● DOCUMENT PASSAGE
——————

A constraint interface can also be written with ~int (underlying type):

type Numeric interface {
    ~int | ~int64 | ~float64
}

Type Assertion vs Type Switch

Type assertion

var i I = concreteValue

c, ok := i.(*ConcreteType)
if !ok {
    // not the type
}

Type switch

switch v := i.(type) {
case *T1:
    // v is *T1
case *T2:
    // v is *T2
default:
    // unknown
}

Details are covered in separate sections. At the senior level, interface design avoids type assertions and instead expresses polymorphism through interface methods.


Generic Type Parameters vs Interfaces

Old style — polymorphism via interface

type Numeric interface {
    Add(other Numeric) Numeric
}

type Int int
func (i Int) Add(other Numeric) Numeric { return i + other.(Int) }

Type assertion and boxing are required.

New style — generics

type Number interface { int | float64 }

func Sum[T Number](xs []T) T {
    var total T
    for _, x := range xs { total += x }
    return total
}

Faster, type-safe, no boxing.

——————

● MATERIAL PROVIDED

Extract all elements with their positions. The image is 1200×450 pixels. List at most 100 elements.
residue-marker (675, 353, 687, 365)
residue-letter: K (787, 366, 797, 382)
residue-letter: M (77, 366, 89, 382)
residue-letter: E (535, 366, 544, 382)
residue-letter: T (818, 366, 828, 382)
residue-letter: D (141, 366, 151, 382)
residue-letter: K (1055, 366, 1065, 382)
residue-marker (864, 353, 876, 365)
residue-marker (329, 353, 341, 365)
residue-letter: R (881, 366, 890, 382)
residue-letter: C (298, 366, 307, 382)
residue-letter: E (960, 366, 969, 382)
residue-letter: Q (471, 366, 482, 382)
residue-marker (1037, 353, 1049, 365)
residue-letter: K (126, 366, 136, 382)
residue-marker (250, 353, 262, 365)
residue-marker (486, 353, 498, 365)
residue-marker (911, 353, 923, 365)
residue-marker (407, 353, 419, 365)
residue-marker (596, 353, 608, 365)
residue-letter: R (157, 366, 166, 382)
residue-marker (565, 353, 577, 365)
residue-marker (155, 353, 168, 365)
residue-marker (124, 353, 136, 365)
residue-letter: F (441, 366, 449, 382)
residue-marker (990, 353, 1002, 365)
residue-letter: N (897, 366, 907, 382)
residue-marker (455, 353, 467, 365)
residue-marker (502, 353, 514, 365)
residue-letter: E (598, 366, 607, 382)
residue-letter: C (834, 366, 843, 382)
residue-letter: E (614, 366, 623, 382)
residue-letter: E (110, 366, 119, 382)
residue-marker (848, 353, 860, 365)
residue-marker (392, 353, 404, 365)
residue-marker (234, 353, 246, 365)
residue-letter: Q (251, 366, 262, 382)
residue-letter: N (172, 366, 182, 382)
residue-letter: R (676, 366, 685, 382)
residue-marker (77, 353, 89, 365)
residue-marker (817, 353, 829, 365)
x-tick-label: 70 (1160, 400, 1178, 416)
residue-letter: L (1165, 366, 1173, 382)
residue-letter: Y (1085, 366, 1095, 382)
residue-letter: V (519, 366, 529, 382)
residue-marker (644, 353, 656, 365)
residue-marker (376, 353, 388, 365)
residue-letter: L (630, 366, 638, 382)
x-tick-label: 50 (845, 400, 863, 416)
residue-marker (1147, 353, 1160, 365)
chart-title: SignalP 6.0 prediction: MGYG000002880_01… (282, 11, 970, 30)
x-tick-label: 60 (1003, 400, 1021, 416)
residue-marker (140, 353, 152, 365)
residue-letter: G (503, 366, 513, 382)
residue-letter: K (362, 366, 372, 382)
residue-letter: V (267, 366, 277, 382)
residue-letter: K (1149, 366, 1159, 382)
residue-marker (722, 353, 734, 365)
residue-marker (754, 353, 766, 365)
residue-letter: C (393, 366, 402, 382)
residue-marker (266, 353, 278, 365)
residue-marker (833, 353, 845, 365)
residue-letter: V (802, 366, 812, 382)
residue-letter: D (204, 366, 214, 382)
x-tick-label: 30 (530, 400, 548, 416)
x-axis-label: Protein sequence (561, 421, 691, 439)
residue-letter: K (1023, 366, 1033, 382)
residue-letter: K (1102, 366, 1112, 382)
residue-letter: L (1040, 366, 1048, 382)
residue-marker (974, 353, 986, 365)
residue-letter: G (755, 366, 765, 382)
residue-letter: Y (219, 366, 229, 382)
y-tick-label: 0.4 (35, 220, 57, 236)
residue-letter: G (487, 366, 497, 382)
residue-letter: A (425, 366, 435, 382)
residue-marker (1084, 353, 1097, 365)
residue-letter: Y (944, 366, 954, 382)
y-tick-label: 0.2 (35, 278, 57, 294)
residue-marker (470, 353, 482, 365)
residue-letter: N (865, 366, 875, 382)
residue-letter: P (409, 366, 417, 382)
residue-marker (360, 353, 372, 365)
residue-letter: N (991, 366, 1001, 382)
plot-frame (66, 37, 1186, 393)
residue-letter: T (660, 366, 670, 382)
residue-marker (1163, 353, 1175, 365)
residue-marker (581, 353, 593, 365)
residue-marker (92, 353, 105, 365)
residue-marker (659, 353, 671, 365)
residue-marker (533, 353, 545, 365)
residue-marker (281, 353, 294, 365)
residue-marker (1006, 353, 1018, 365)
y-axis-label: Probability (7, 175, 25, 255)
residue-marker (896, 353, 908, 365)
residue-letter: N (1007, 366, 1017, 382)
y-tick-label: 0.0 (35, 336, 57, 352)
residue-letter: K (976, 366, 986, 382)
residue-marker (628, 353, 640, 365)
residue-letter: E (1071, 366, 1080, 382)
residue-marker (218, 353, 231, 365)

——————

● ACTIVITY LIST
**1)** Answer these questions about the passage on interfaces and generics:
(a) Which three types does the Numeric constraint written with underlying types list?
(b) At the senior level, what does interface design avoid?
(c) What does the old style of polymorphism via interface require?
**2)** Reproduce the passage on interfaces and generics word for word, starting at "Generic Type Parameters" and ending at "boxing are required.".
The rows are separate from the passage on interfaces and generics.

● SOLUTIONS BELOW
**1)**
(a) ~int, ~int64 and ~float64.
(b) Type assertions.
(c) Type assertion and boxing.

**2)**
Generic Type Parameters vs Interfaces

Old style — polymorphism via interface

type Numeric interface {
    Add(other Numeric) Numeric
}

type Int int
func (i Int) Add(other Numeric) Numeric { return i + other.(Int) }

Type assertion and boxing are required.